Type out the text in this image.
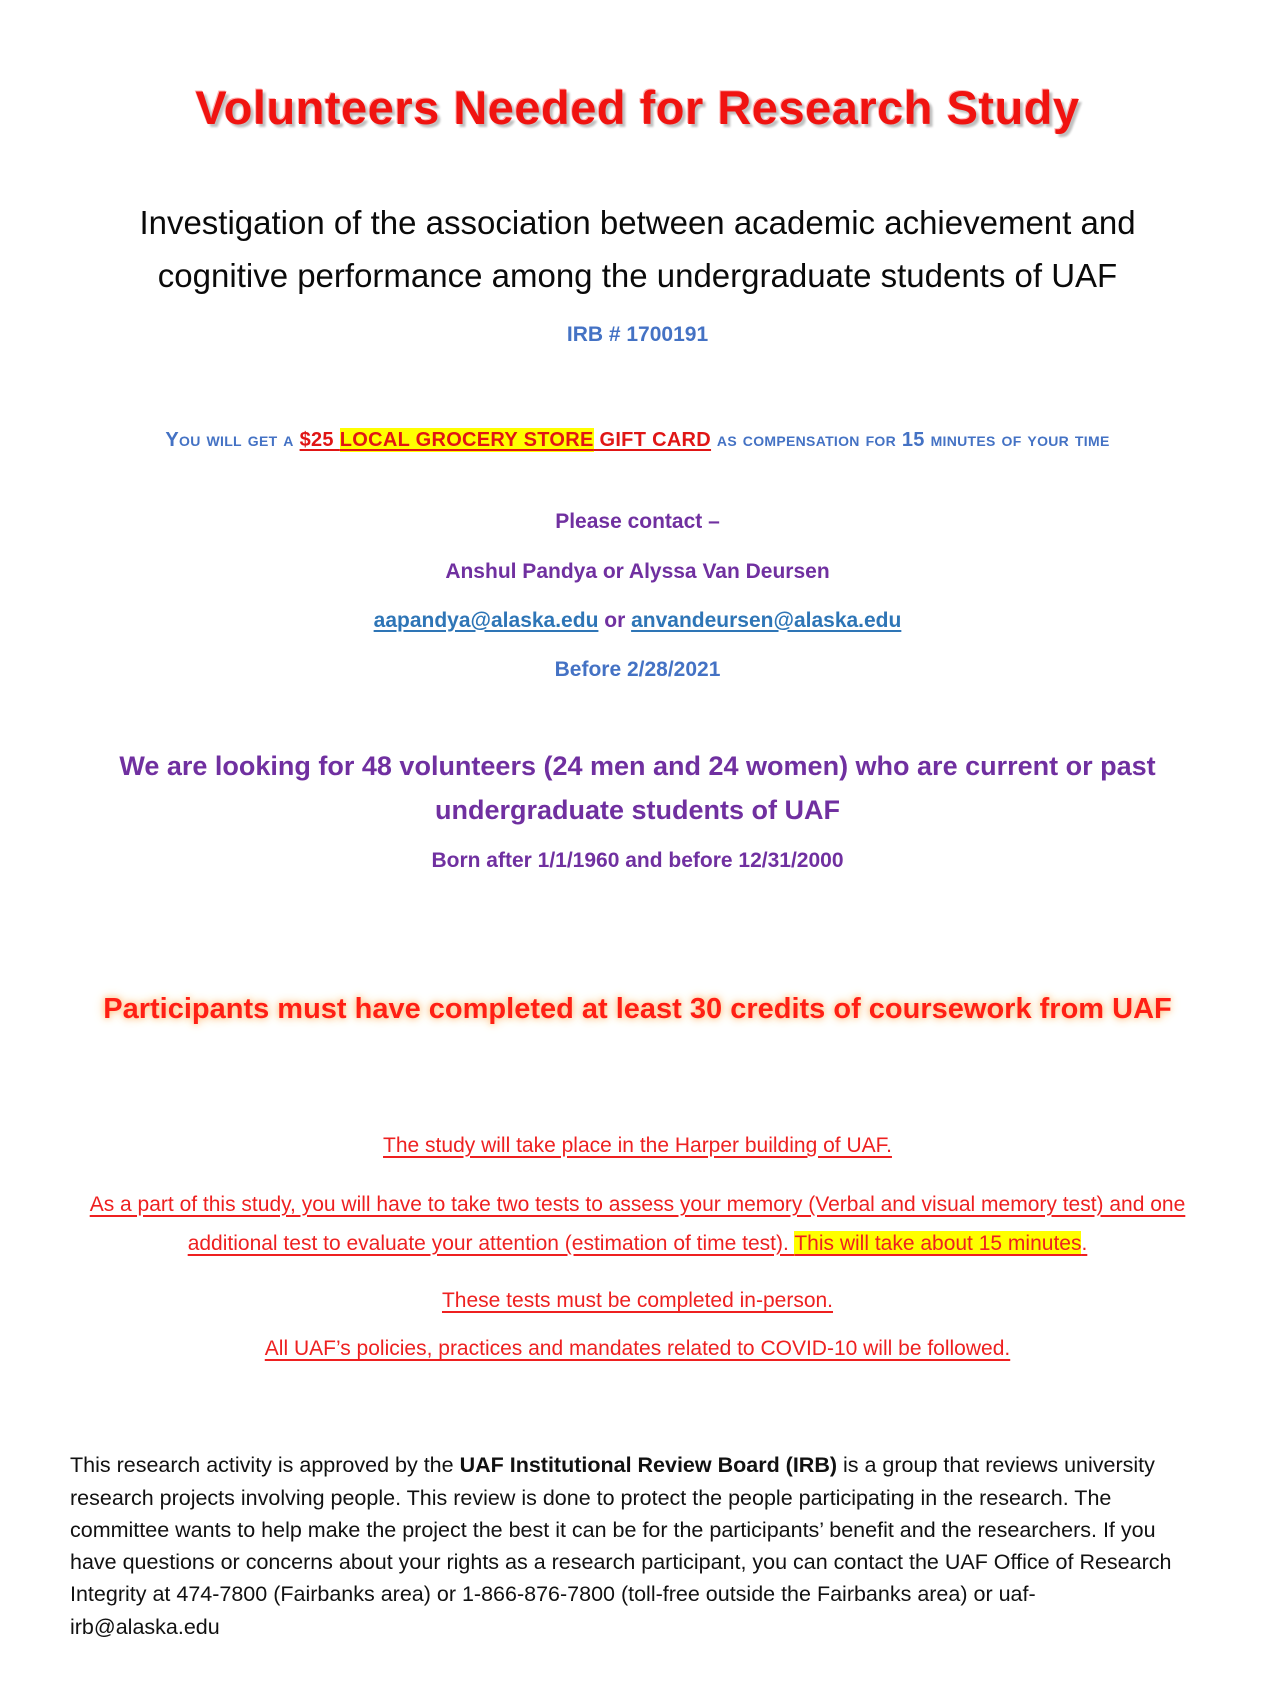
Volunteers Needed for Research Study
Investigation of the association between academic achievement and cognitive performance among the undergraduate students of UAF
IRB # 1700191
You will get a $25 LOCAL GROCERY STORE GIFT CARD as compensation for 15 minutes of your time
Please contact –
Anshul Pandya or Alyssa Van Deursen
aapandya@alaska.edu or anvandeursen@alaska.edu
Before 2/28/2021
We are looking for 48 volunteers (24 men and 24 women) who are current or past undergraduate students of UAF
Born after 1/1/1960 and before 12/31/2000
Participants must have completed at least 30 credits of coursework from UAF
The study will take place in the Harper building of UAF.
As a part of this study, you will have to take two tests to assess your memory (Verbal and visual memory test) and one additional test to evaluate your attention (estimation of time test). This will take about 15 minutes.
These tests must be completed in-person.
All UAF’s policies, practices and mandates related to COVID-10 will be followed.
This research activity is approved by the UAF Institutional Review Board (IRB) is a group that reviews university research projects involving people. This review is done to protect the people participating in the research. The committee wants to help make the project the best it can be for the participants’ benefit and the researchers. If you have questions or concerns about your rights as a research participant, you can contact the UAF Office of Research Integrity at 474-7800 (Fairbanks area) or 1-866-876-7800 (toll-free outside the Fairbanks area) or uaf-irb@alaska.edu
────────────────────────────────────────
**Exercise brief**
Leave out the pictures and restate everything else word for word.

**Complete output**
Type out the text in this image.
Volunteers Needed for Research Study
Investigation of the association between academic achievement and cognitive performance among the undergraduate students of UAF
IRB # 1700191
You will get a $25 LOCAL GROCERY STORE GIFT CARD as compensation for 15 minutes of your time
Please contact –
Anshul Pandya or Alyssa Van Deursen
aapandya@alaska.edu or anvandeursen@alaska.edu
Before 2/28/2021
We are looking for 48 volunteers (24 men and 24 women) who are current or past undergraduate students of UAF
Born after 1/1/1960 and before 12/31/2000
Participants must have completed at least 30 credits of coursework from UAF
The study will take place in the Harper building of UAF.
As a part of this study, you will have to take two tests to assess your memory (Verbal and visual memory test) and one additional test to evaluate your attention (estimation of time test). This will take about 15 minutes.
These tests must be completed in-person.
All UAF’s policies, practices and mandates related to COVID-10 will be followed.
This research activity is approved by the UAF Institutional Review Board (IRB) is a group that reviews university research projects involving people. This review is done to protect the people participating in the research. The committee wants to help make the project the best it can be for the participants’ benefit and the researchers. If you have questions or concerns about your rights as a research participant, you can contact the UAF Office of Research Integrity at 474-7800 (Fairbanks area) or 1-866-876-7800 (toll-free outside the Fairbanks area) or uaf-irb@alaska.edu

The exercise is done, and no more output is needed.